**** Given records

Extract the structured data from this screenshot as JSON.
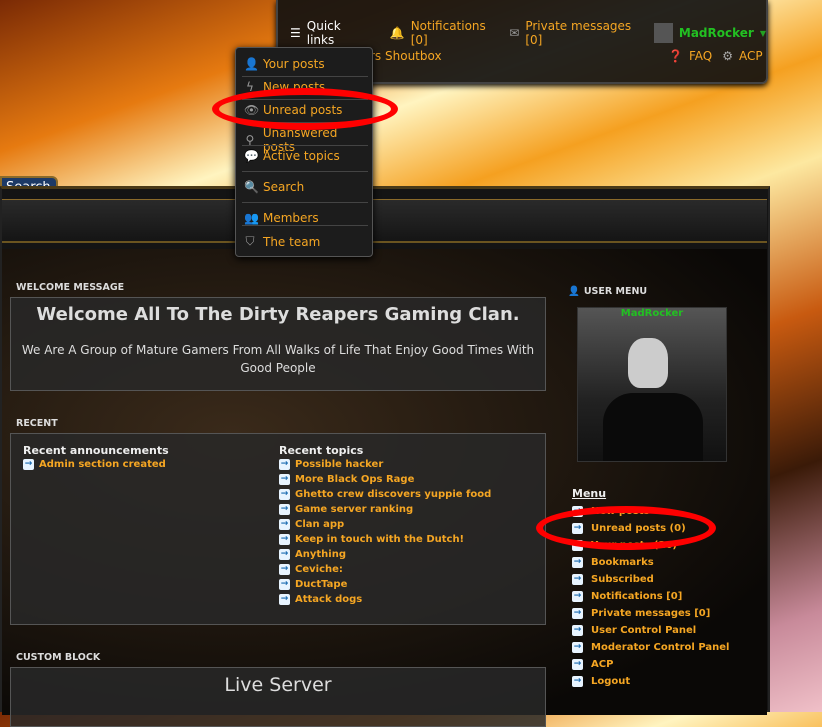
{
  "topbar": {
    "quick_links": "Quick links",
    "notifications": "Notifications [0]",
    "private_messages": "Private messages [0]",
    "username": "MadRocker",
    "shoutbox": "rs Shoutbox",
    "faq": "FAQ",
    "acp": "ACP"
  },
  "quick_links_menu": [
    "Your posts",
    "New posts",
    "Unread posts",
    "Unanswered posts",
    "Active topics",
    "Search",
    "Members",
    "The team"
  ],
  "search_tab": "Search",
  "welcome": {
    "heading": "WELCOME MESSAGE",
    "title": "Welcome All To The Dirty Reapers Gaming Clan.",
    "text": "We Are A Group of Mature Gamers From All Walks of Life That Enjoy Good Times With Good People"
  },
  "recent": {
    "heading": "RECENT",
    "announcements_title": "Recent announcements",
    "announcements": [
      "Admin section created"
    ],
    "topics_title": "Recent topics",
    "topics": [
      "Possible hacker",
      "More Black Ops Rage",
      "Ghetto crew discovers yuppie food",
      "Game server ranking",
      "Clan app",
      "Keep in touch with the Dutch!",
      "Anything",
      "Ceviche:",
      "DuctTape",
      "Attack dogs"
    ]
  },
  "custom": {
    "heading": "CUSTOM BLOCK",
    "title": "Live Server"
  },
  "user_menu": {
    "heading": "USER MENU",
    "username": "MadRocker",
    "menu_title": "Menu",
    "items": [
      "New posts",
      "Unread posts (0)",
      "Your posts (26)",
      "Bookmarks",
      "Subscribed",
      "Notifications [0]",
      "Private messages [0]",
      "User Control Panel",
      "Moderator Control Panel",
      "ACP",
      "Logout"
    ]
  },
  "colors": {
    "link": "#f5a623",
    "username": "#22c022",
    "highlight": "#ff0000"
  }
}
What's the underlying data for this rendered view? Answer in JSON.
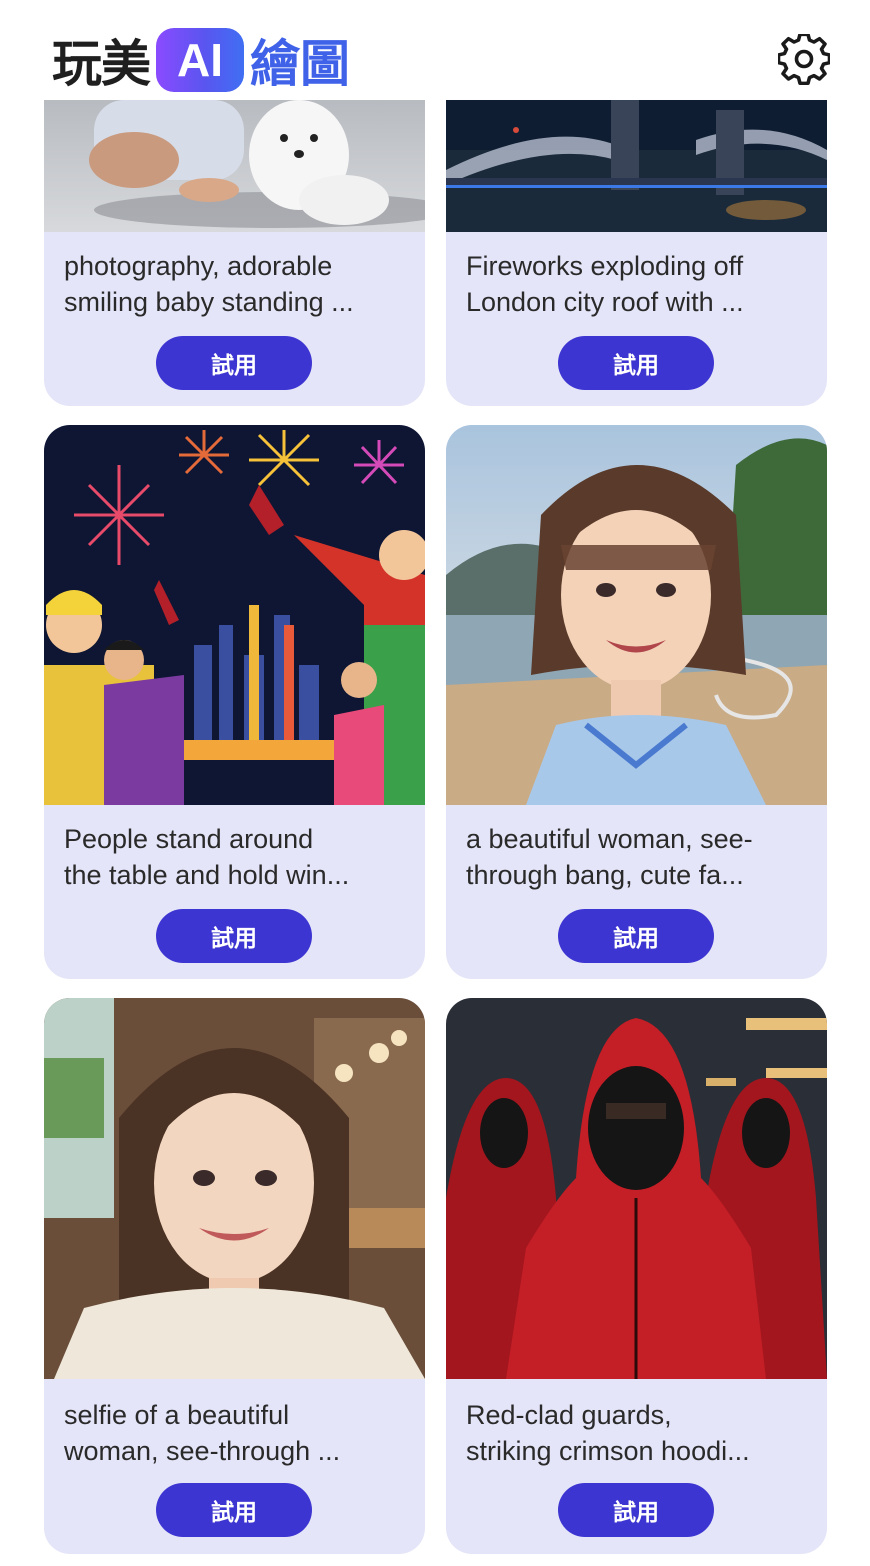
{
  "header": {
    "logo_part1": "玩美",
    "logo_ai": "AI",
    "logo_part2": "繪圖",
    "settings_icon": "gear-icon"
  },
  "cards": [
    {
      "line1": "photography, adorable",
      "line2": "smiling baby standing ...",
      "button": "試用",
      "image": "baby-and-white-puppy"
    },
    {
      "line1": "Fireworks exploding off",
      "line2": "London city roof with ...",
      "button": "試用",
      "image": "tower-bridge-night"
    },
    {
      "line1": "People stand around",
      "line2": "the table and hold win...",
      "button": "試用",
      "image": "party-fireworks-illustration"
    },
    {
      "line1": "a beautiful woman, see-",
      "line2": "through bang, cute fa...",
      "button": "試用",
      "image": "woman-at-beach"
    },
    {
      "line1": "selfie of a beautiful",
      "line2": "woman, see-through ...",
      "button": "試用",
      "image": "woman-selfie-cafe"
    },
    {
      "line1": "Red-clad guards,",
      "line2": "striking crimson hoodi...",
      "button": "試用",
      "image": "red-hooded-guards"
    }
  ]
}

********

◆ What you are asked to do
Copy each line of the records precisely and drop any images they hold.

◆ Response to the exercise
Extract the structured data from this screenshot as JSON.
{
  "topbar": {
    "quick_links": "Quick links",
    "notifications": "Notifications [0]",
    "private_messages": "Private messages [0]",
    "username": "MadRocker",
    "shoutbox": "rs Shoutbox",
    "faq": "FAQ",
    "acp": "ACP"
  },
  "quick_links_menu": [
    "Your posts",
    "New posts",
    "Unread posts",
    "Unanswered posts",
    "Active topics",
    "Search",
    "Members",
    "The team"
  ],
  "search_tab": "Search",
  "welcome": {
    "heading": "WELCOME MESSAGE",
    "title": "Welcome All To The Dirty Reapers Gaming Clan.",
    "text": "We Are A Group of Mature Gamers From All Walks of Life That Enjoy Good Times With Good People"
  },
  "recent": {
    "heading": "RECENT",
    "announcements_title": "Recent announcements",
    "announcements": [
      "Admin section created"
    ],
    "topics_title": "Recent topics",
    "topics": [
      "Possible hacker",
      "More Black Ops Rage",
      "Ghetto crew discovers yuppie food",
      "Game server ranking",
      "Clan app",
      "Keep in touch with the Dutch!",
      "Anything",
      "Ceviche:",
      "DuctTape",
      "Attack dogs"
    ]
  },
  "custom": {
    "heading": "CUSTOM BLOCK",
    "title": "Live Server"
  },
  "user_menu": {
    "heading": "USER MENU",
    "username": "MadRocker",
    "menu_title": "Menu",
    "items": [
      "New posts",
      "Unread posts (0)",
      "Your posts (26)",
      "Bookmarks",
      "Subscribed",
      "Notifications [0]",
      "Private messages [0]",
      "User Control Panel",
      "Moderator Control Panel",
      "ACP",
      "Logout"
    ]
  },
  "colors": {
    "link": "#f5a623",
    "username": "#22c022",
    "highlight": "#ff0000"
  }
}
What's the underlying data for this rendered view? Answer in JSON.
{
  "header": {
    "logo_part1": "玩美",
    "logo_ai": "AI",
    "logo_part2": "繪圖",
    "settings_icon": "gear-icon"
  },
  "cards": [
    {
      "line1": "photography, adorable",
      "line2": "smiling baby standing ...",
      "button": "試用",
      "image": "baby-and-white-puppy"
    },
    {
      "line1": "Fireworks exploding off",
      "line2": "London city roof with ...",
      "button": "試用",
      "image": "tower-bridge-night"
    },
    {
      "line1": "People stand around",
      "line2": "the table and hold win...",
      "button": "試用",
      "image": "party-fireworks-illustration"
    },
    {
      "line1": "a beautiful woman, see-",
      "line2": "through bang, cute fa...",
      "button": "試用",
      "image": "woman-at-beach"
    },
    {
      "line1": "selfie of a beautiful",
      "line2": "woman, see-through ...",
      "button": "試用",
      "image": "woman-selfie-cafe"
    },
    {
      "line1": "Red-clad guards,",
      "line2": "striking crimson hoodi...",
      "button": "試用",
      "image": "red-hooded-guards"
    }
  ]
}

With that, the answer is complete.